───── Supplied records

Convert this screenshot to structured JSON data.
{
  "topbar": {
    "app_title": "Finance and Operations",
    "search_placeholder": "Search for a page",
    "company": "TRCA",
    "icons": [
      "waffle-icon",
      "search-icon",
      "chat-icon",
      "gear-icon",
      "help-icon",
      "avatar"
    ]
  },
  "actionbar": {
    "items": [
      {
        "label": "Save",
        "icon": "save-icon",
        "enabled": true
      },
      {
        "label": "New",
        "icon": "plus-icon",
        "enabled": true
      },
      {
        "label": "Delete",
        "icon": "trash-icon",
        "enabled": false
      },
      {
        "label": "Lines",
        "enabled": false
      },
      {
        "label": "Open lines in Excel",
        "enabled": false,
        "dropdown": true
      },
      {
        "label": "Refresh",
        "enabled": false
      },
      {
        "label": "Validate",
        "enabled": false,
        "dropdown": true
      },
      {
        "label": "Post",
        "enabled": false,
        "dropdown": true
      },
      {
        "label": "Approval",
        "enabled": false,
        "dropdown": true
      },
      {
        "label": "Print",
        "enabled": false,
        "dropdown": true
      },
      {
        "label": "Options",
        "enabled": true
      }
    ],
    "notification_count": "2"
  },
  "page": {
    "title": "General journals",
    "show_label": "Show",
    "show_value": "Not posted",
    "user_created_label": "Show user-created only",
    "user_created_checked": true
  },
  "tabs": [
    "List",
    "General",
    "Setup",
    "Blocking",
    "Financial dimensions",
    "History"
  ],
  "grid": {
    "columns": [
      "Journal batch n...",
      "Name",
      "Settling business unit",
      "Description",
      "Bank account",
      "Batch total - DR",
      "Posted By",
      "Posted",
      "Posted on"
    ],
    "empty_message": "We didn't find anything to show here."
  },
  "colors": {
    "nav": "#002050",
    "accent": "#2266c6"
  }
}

──────────

* _What the exercise asks_
From the entries above, copy each line holding "page".

* _Completed exercise_
    "search_placeholder": "Search for a page",
  "page": {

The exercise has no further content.